───── Provided text

Do not ask how or why, but there was a good possibility that I recently found myself leafing through ‘The American Enemy: The History of French Anti-Americanism’ by Philippe Roger. Then, this: he “embodies … a propensity for malapropisms and spelling errors. He also tends to think the world revolves around him, and modesty is not his strong suit: he is a curious mix of braggart and bourgeois”.

It was such a fine description of our Donald John Trump that I was inflicted with a real second of “wish I’d written that” envy.

Except, this “bourgeois braggart” was the eponymous protagonist of vaudeville hit Le Voyage de Monsieur Perrichon – a farcical parable that shows why, author Roger argues, it’s better to be rescued than do the rescuing. Case in point: French patriotists might never recover from that most enduring Americentric sentiment. Were it not for Uncle Sam rocking up in Paris in August 1944, the proudest among tricolor devotees would undoubtedly still be waving a distinctly more German colour scheme.

Which brings us neatly back to Trump. Absolutely no offence intended to the Bavarian strand of DNA otherwise identified as “Trump’s paternal grandfather, Friedrich” that partially produced this swaggering, third-generation abomination of the English language. It’s just that, these days, it’s hard not to argue that all roads of morbid fascination lead straight back to the 45th president of the United States.

Much has been said about the man’s spelling and this is worrying not because the world might be ruined by someone of supposedly subordinate intelligence. Einstein and the Queen’s English weren’t best friends, he once wrote to fellow German physicist Max Born, “because of the treacherous spelling”. He was a second-language speaker, after all.

Apparently, so is Trump.

Trouble is, Einstein and his press office didn’t wield their inventive grasp of linguistics to unwittingly trigger an international incident.

Iran has a robust, clandestine nuclear weapons programme that it has tried and failed to hide from the world and from its own people,” White House press secretary Sarah Sanders claimed in an official statement on the last day of April.

The implications of defying the 2015 nuclear deal, and presiding over a rollicking but secretive campaign to pulverise swathes of the planet, are non-trivial. Look at what happened to Iran’s neighbour to the west back in 2003. And it didn’t even have weapons of mass destruction.

We spent $2-trillion, thousands of lives. Obviously, it was a mistake,” Trump droned in a 2016 presidential election debate with none other than Jeb Bush, former US President George W Bush’s younger brother.

──────────

* _Tasks for this exercise_:
a) List every year that appears in the Trump article, in the order they occur.
b) Carry on writing the Trump article, starting right after its final sentence.

───── Supplied material

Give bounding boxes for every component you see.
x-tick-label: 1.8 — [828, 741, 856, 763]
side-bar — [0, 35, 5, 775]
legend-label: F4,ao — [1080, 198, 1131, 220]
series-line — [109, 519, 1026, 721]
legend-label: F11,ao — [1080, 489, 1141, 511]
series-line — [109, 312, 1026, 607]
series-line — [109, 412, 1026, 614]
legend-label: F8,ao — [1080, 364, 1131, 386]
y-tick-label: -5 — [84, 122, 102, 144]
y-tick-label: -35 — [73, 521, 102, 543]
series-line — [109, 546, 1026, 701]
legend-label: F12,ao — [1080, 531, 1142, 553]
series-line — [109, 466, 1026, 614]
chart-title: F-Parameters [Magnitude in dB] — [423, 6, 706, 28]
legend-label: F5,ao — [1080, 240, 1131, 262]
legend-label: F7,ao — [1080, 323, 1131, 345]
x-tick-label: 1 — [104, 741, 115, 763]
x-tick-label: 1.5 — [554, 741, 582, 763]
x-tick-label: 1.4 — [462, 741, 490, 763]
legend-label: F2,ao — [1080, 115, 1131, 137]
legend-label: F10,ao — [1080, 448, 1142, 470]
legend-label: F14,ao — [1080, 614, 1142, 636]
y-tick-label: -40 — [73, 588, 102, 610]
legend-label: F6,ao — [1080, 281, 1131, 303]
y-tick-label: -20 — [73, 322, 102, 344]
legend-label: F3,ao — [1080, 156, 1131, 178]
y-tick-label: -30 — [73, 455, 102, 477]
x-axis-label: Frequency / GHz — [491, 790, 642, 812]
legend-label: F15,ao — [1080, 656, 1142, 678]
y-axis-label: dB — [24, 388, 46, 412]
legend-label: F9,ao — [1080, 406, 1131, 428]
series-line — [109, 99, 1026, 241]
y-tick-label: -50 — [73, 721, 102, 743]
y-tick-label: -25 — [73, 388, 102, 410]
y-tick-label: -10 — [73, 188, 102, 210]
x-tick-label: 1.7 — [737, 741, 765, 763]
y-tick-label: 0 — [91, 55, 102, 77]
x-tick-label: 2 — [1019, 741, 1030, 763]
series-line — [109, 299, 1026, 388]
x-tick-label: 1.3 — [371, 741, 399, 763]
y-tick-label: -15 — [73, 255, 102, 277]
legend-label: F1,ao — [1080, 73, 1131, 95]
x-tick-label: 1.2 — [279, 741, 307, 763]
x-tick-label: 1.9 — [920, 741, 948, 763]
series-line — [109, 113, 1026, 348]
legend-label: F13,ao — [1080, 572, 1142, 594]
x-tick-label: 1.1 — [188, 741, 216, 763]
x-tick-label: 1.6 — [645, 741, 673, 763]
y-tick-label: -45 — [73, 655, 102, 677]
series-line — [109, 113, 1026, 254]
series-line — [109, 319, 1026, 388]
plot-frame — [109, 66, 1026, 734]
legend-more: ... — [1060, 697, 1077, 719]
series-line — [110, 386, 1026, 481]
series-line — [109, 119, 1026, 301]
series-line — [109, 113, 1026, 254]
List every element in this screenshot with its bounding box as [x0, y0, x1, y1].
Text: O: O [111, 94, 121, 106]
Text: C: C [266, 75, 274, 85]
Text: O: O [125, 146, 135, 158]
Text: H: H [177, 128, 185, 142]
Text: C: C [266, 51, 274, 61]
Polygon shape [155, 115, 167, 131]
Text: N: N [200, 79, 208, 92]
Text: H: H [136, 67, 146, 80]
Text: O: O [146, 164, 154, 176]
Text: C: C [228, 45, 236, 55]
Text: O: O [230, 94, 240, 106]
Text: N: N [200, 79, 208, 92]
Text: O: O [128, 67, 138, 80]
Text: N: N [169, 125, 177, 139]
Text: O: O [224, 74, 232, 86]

──────────

* _Responses by task_:
a) 1944, 2015, 2003, 2016

b)
No small irony, then, that just more than two years later the Trump administration would do little to assuage Americentric fears of foreign domination by momentarily turning Iran’s non-nuclear-weapons programme into a full-blown plot to take over the world. It had come down to a single letter. As the statement’s hastily corrected version reveals, “has” should have been “had”, and was put down to a “clerical error” rather than, more appropriately perhaps, a political stuff-up of global consequence.

But who cares about diplomatic delicacies these days?

To paraphrase the man himself, we can make mistakes. Sure. But, even a drunken department editor of a newspaper in a ****hole African country knows that a typo in an opening paragraph is a red flag for whatever follows: so it’s the first thing you proofread. Backwards. Back in the day, my editor loved to slur this lesson at all newsroom recruits, cub and veteran, even – or especially – amid his post-boozy-lunch pomp, swagger and ceremony. We awaited these sozzled displays of editorial machismo – they were at once entertaining and chilling.

You never knew when next a mini-warhead – such as the resident pilates ball or vuvuzela – would whoosh past your head. Or his sabre-rattling wit would cut you to the quick, and leave you snivelling into your Simba chips because you refused to share them with him. The only certainty was that something would go awry some time after 14:30.

Behind me sat a multilingual journalist with a history at the European broadsheets. Tie forever slung over his shoulder, it seemed he was in the constant act of dining to sustain the headline feature wobbling just above his constricted belt. He was always on the phone to, say, London, Paris, Munich, Moscow – in the local vernacular. Their, or, when simply thrashing out articles on his keyboard, his own distinct vocalisations. This inimitable native language involved belching words starting with the letter “b”. “Bulawayo” was a firm favourite, often followed by the names of two of the paper’s star writers. Bless.

When the business end of the alphabet got boring, he settled on a pretty, pint-sized editor good at raising the male mercury in her collection of comely stilettos. One day she clickety-clacked over to him, grabbed the big man by the collar and hissed, “If you burp my name again, I’ll ****ing kill you.” It was effective. He moved on to the next letter in line.

These unscheduled sonic explosions happened with such prepossessing force and regularity, especially when the office was quiet, that I never did work out if the man had a real chronic tic disorder or was just having everyone on. When offered his own sound-proof booth away from the glare of the office’s open-plan design, he declined. The strangest thing about the situation was that it was not to be spoken of. He was esteemed.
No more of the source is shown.